▸ YOUR TASK
Can the data below be echoed back word for word?

▸ SOURCE DATA
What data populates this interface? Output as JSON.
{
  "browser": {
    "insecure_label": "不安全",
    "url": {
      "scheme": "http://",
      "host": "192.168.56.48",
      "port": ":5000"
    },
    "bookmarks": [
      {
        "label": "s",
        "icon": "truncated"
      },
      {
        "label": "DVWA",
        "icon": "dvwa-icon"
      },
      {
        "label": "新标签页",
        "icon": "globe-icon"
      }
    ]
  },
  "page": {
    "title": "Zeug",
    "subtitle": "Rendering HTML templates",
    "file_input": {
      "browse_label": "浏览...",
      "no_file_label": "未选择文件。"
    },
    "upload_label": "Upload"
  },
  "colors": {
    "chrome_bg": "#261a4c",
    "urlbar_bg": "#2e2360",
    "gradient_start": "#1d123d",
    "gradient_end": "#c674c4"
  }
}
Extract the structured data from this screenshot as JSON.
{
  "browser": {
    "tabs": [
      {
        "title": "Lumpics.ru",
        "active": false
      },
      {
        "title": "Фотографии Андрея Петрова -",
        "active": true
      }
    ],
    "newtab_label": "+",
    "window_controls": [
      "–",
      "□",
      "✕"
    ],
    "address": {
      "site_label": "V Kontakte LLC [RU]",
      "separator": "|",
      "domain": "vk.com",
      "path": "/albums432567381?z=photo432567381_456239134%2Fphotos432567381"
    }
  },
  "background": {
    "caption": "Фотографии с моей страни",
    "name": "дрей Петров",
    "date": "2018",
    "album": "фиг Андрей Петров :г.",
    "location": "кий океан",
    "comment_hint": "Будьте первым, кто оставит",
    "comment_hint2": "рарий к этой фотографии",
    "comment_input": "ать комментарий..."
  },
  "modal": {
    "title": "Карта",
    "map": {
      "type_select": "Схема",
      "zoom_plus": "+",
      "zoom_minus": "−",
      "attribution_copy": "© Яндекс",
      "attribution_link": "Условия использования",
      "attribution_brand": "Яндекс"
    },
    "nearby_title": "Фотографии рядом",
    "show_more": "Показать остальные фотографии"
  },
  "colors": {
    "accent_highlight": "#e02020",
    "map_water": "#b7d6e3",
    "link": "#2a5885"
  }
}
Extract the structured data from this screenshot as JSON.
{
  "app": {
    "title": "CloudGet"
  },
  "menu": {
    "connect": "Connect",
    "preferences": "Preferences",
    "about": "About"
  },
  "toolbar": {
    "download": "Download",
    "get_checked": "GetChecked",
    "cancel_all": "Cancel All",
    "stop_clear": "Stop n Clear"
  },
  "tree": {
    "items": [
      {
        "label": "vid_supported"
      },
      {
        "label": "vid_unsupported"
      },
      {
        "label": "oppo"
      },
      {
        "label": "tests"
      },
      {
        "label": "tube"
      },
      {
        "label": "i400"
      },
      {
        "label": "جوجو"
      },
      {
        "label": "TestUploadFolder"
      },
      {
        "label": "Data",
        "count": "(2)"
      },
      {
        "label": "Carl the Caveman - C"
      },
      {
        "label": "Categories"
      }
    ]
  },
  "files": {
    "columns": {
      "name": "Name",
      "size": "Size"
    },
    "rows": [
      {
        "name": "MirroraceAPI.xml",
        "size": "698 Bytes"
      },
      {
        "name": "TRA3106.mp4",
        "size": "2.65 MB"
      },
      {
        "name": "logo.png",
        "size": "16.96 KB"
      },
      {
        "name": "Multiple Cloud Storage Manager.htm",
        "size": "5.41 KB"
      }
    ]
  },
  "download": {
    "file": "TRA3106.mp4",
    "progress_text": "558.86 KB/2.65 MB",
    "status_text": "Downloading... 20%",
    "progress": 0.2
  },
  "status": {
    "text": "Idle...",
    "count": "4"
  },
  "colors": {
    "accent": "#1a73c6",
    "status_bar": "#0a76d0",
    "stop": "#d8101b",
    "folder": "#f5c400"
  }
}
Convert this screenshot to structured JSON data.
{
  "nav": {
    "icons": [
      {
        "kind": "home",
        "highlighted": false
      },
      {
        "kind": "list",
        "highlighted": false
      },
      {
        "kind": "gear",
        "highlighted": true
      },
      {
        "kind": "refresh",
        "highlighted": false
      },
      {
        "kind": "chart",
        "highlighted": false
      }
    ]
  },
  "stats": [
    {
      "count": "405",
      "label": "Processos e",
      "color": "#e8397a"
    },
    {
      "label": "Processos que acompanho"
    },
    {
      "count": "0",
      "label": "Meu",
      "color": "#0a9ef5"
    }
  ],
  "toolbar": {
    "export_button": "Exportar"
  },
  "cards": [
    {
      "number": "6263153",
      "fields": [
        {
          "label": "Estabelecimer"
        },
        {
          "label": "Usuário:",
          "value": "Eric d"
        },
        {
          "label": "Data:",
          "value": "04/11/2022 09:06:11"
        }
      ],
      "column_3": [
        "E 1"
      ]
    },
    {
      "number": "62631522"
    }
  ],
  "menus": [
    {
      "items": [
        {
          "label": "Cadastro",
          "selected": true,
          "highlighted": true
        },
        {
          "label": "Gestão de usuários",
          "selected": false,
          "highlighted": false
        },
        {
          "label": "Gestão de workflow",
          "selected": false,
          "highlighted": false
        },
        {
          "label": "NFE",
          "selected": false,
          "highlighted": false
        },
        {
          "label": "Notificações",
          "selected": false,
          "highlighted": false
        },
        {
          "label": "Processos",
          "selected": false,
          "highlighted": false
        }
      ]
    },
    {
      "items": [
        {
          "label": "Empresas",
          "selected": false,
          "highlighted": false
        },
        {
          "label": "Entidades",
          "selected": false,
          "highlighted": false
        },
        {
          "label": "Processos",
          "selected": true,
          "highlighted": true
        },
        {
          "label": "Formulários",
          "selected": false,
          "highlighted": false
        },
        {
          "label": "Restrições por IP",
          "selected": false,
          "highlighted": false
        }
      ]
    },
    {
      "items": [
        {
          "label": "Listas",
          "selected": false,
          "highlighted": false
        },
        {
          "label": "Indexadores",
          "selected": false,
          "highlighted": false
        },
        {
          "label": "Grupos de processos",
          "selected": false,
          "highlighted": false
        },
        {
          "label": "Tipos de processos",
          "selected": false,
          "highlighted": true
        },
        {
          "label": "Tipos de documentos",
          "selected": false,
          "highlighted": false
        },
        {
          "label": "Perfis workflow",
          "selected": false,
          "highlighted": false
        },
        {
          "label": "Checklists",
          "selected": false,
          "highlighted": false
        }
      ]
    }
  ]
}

▸ SOLUTION TO THIS EXERCISE
What data populates this interface? Output as JSON.
{
  "browser": {
    "insecure_label": "不安全",
    "url": {
      "scheme": "http://",
      "host": "192.168.56.48",
      "port": ":5000"
    },
    "bookmarks": [
      {
        "label": "s",
        "icon": "truncated"
      },
      {
        "label": "DVWA",
        "icon": "dvwa-icon"
      },
      {
        "label": "新标签页",
        "icon": "globe-icon"
      }
    ]
  },
  "page": {
    "title": "Zeug",
    "subtitle": "Rendering HTML templates",
    "file_input": {
      "browse_label": "浏览...",
      "no_file_label": "未选择文件。"
    },
    "upload_label": "Upload"
  },
  "colors": {
    "chrome_bg": "#261a4c",
    "urlbar_bg": "#2e2360",
    "gradient_start": "#1d123d",
    "gradient_end": "#c674c4"
  }
}
Extract the structured data from this screenshot as JSON.
{
  "browser": {
    "tabs": [
      {
        "title": "Lumpics.ru",
        "active": false
      },
      {
        "title": "Фотографии Андрея Петрова -",
        "active": true
      }
    ],
    "newtab_label": "+",
    "window_controls": [
      "–",
      "□",
      "✕"
    ],
    "address": {
      "site_label": "V Kontakte LLC [RU]",
      "separator": "|",
      "domain": "vk.com",
      "path": "/albums432567381?z=photo432567381_456239134%2Fphotos432567381"
    }
  },
  "background": {
    "caption": "Фотографии с моей страни",
    "name": "дрей Петров",
    "date": "2018",
    "album": "фиг Андрей Петров :г.",
    "location": "кий океан",
    "comment_hint": "Будьте первым, кто оставит",
    "comment_hint2": "рарий к этой фотографии",
    "comment_input": "ать комментарий..."
  },
  "modal": {
    "title": "Карта",
    "map": {
      "type_select": "Схема",
      "zoom_plus": "+",
      "zoom_minus": "−",
      "attribution_copy": "© Яндекс",
      "attribution_link": "Условия использования",
      "attribution_brand": "Яндекс"
    },
    "nearby_title": "Фотографии рядом",
    "show_more": "Показать остальные фотографии"
  },
  "colors": {
    "accent_highlight": "#e02020",
    "map_water": "#b7d6e3",
    "link": "#2a5885"
  }
}
Extract the structured data from this screenshot as JSON.
{
  "app": {
    "title": "CloudGet"
  },
  "menu": {
    "connect": "Connect",
    "preferences": "Preferences",
    "about": "About"
  },
  "toolbar": {
    "download": "Download",
    "get_checked": "GetChecked",
    "cancel_all": "Cancel All",
    "stop_clear": "Stop n Clear"
  },
  "tree": {
    "items": [
      {
        "label": "vid_supported"
      },
      {
        "label": "vid_unsupported"
      },
      {
        "label": "oppo"
      },
      {
        "label": "tests"
      },
      {
        "label": "tube"
      },
      {
        "label": "i400"
      },
      {
        "label": "جوجو"
      },
      {
        "label": "TestUploadFolder"
      },
      {
        "label": "Data",
        "count": "(2)"
      },
      {
        "label": "Carl the Caveman - C"
      },
      {
        "label": "Categories"
      }
    ]
  },
  "files": {
    "columns": {
      "name": "Name",
      "size": "Size"
    },
    "rows": [
      {
        "name": "MirroraceAPI.xml",
        "size": "698 Bytes"
      },
      {
        "name": "TRA3106.mp4",
        "size": "2.65 MB"
      },
      {
        "name": "logo.png",
        "size": "16.96 KB"
      },
      {
        "name": "Multiple Cloud Storage Manager.htm",
        "size": "5.41 KB"
      }
    ]
  },
  "download": {
    "file": "TRA3106.mp4",
    "progress_text": "558.86 KB/2.65 MB",
    "status_text": "Downloading... 20%",
    "progress": 0.2
  },
  "status": {
    "text": "Idle...",
    "count": "4"
  },
  "colors": {
    "accent": "#1a73c6",
    "status_bar": "#0a76d0",
    "stop": "#d8101b",
    "folder": "#f5c400"
  }
}
Convert this screenshot to structured JSON data.
{
  "nav": {
    "icons": [
      {
        "kind": "home",
        "highlighted": false
      },
      {
        "kind": "list",
        "highlighted": false
      },
      {
        "kind": "gear",
        "highlighted": true
      },
      {
        "kind": "refresh",
        "highlighted": false
      },
      {
        "kind": "chart",
        "highlighted": false
      }
    ]
  },
  "stats": [
    {
      "count": "405",
      "label": "Processos e",
      "color": "#e8397a"
    },
    {
      "label": "Processos que acompanho"
    },
    {
      "count": "0",
      "label": "Meu",
      "color": "#0a9ef5"
    }
  ],
  "toolbar": {
    "export_button": "Exportar"
  },
  "cards": [
    {
      "number": "6263153",
      "fields": [
        {
          "label": "Estabelecimer"
        },
        {
          "label": "Usuário:",
          "value": "Eric d"
        },
        {
          "label": "Data:",
          "value": "04/11/2022 09:06:11"
        }
      ],
      "column_3": [
        "E 1"
      ]
    },
    {
      "number": "62631522"
    }
  ],
  "menus": [
    {
      "items": [
        {
          "label": "Cadastro",
          "selected": true,
          "highlighted": true
        },
        {
          "label": "Gestão de usuários",
          "selected": false,
          "highlighted": false
        },
        {
          "label": "Gestão de workflow",
          "selected": false,
          "highlighted": false
        },
        {
          "label": "NFE",
          "selected": false,
          "highlighted": false
        },
        {
          "label": "Notificações",
          "selected": false,
          "highlighted": false
        },
        {
          "label": "Processos",
          "selected": false,
          "highlighted": false
        }
      ]
    },
    {
      "items": [
        {
          "label": "Empresas",
          "selected": false,
          "highlighted": false
        },
        {
          "label": "Entidades",
          "selected": false,
          "highlighted": false
        },
        {
          "label": "Processos",
          "selected": true,
          "highlighted": true
        },
        {
          "label": "Formulários",
          "selected": false,
          "highlighted": false
        },
        {
          "label": "Restrições por IP",
          "selected": false,
          "highlighted": false
        }
      ]
    },
    {
      "items": [
        {
          "label": "Listas",
          "selected": false,
          "highlighted": false
        },
        {
          "label": "Indexadores",
          "selected": false,
          "highlighted": false
        },
        {
          "label": "Grupos de processos",
          "selected": false,
          "highlighted": false
        },
        {
          "label": "Tipos de processos",
          "selected": false,
          "highlighted": true
        },
        {
          "label": "Tipos de documentos",
          "selected": false,
          "highlighted": false
        },
        {
          "label": "Perfis workflow",
          "selected": false,
          "highlighted": false
        },
        {
          "label": "Checklists",
          "selected": false,
          "highlighted": false
        }
      ]
    }
  ]
}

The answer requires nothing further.